**Job:** Using the listing below, select the lines with the word "attenuation" and copy them.

**Records for processing:**
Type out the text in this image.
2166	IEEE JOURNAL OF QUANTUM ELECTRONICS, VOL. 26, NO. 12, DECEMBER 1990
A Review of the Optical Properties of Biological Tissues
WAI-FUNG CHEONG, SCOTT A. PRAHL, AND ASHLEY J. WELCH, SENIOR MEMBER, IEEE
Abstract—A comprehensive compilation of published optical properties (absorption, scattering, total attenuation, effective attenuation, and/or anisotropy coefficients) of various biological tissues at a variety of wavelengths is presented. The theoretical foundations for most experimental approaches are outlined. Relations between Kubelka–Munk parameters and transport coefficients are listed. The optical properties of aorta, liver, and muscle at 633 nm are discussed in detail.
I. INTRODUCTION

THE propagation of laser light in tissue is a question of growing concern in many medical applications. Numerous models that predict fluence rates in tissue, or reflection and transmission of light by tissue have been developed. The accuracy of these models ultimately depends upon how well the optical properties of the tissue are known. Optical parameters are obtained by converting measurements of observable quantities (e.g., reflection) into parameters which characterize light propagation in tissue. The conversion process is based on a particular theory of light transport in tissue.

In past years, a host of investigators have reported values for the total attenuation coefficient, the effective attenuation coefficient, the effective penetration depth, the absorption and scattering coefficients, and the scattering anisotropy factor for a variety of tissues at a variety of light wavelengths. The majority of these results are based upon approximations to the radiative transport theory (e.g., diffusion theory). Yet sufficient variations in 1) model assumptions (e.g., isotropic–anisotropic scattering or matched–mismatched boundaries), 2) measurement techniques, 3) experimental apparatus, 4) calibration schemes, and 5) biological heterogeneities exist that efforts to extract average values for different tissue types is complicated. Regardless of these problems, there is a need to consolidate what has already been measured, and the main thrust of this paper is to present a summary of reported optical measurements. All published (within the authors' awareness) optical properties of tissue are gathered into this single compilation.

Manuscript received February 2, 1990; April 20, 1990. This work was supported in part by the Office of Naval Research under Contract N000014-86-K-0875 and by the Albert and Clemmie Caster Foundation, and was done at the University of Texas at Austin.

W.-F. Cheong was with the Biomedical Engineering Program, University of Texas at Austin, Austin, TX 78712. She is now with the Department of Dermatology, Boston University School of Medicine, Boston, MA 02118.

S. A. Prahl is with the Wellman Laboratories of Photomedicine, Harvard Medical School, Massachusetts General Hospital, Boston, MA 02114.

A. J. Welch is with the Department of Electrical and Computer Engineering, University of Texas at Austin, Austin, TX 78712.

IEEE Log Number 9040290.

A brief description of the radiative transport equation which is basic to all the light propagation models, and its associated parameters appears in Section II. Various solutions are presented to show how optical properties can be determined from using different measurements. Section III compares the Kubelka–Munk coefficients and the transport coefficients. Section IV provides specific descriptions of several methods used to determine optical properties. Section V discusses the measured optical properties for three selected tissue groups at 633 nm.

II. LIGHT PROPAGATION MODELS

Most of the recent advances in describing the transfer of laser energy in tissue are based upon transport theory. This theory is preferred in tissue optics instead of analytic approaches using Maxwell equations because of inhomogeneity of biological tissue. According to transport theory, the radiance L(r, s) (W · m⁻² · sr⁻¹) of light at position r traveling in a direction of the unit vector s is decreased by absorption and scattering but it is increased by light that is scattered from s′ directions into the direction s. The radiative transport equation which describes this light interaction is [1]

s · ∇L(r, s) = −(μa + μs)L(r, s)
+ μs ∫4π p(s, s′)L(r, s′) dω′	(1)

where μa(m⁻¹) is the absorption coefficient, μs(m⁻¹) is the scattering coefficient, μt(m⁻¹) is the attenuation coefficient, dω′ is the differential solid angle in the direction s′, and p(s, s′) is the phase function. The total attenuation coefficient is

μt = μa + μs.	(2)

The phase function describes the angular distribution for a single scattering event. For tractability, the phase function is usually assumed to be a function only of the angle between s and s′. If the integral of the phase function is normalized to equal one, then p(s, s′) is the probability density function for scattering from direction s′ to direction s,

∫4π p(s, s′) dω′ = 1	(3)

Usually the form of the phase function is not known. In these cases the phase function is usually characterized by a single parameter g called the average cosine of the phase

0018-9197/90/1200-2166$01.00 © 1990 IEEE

**The output:**
Abstract—A comprehensive compilation of published optical properties (absorption, scattering, total attenuation, effective attenuation, and/or anisotropy coefficients) of various biological tissues at a variety of wavelengths is presented. The theoretical foundations for most experimental approaches are outlined. Relations between Kubelka–Munk parameters and transport coefficients are listed. The optical properties of aorta, liver, and muscle at 633 nm are discussed in detail.
In past years, a host of investigators have reported values for the total attenuation coefficient, the effective attenuation coefficient, the effective penetration depth, the absorption and scattering coefficients, and the scattering anisotropy factor for a variety of tissues at a variety of light wavelengths. The majority of these results are based upon approximations to the radiative transport theory (e.g., diffusion theory). Yet sufficient variations in 1) model assumptions (e.g., isotropic–anisotropic scattering or matched–mismatched boundaries), 2) measurement techniques, 3) experimental apparatus, 4) calibration schemes, and 5) biological heterogeneities exist that efforts to extract average values for different tissue types is complicated. Regardless of these problems, there is a need to consolidate what has already been measured, and the main thrust of this paper is to present a summary of reported optical measurements. All published (within the authors' awareness) optical properties of tissue are gathered into this single compilation.
where μa(m⁻¹) is the absorption coefficient, μs(m⁻¹) is the scattering coefficient, μt(m⁻¹) is the attenuation coefficient, dω′ is the differential solid angle in the direction s′, and p(s, s′) is the phase function. The total attenuation coefficient is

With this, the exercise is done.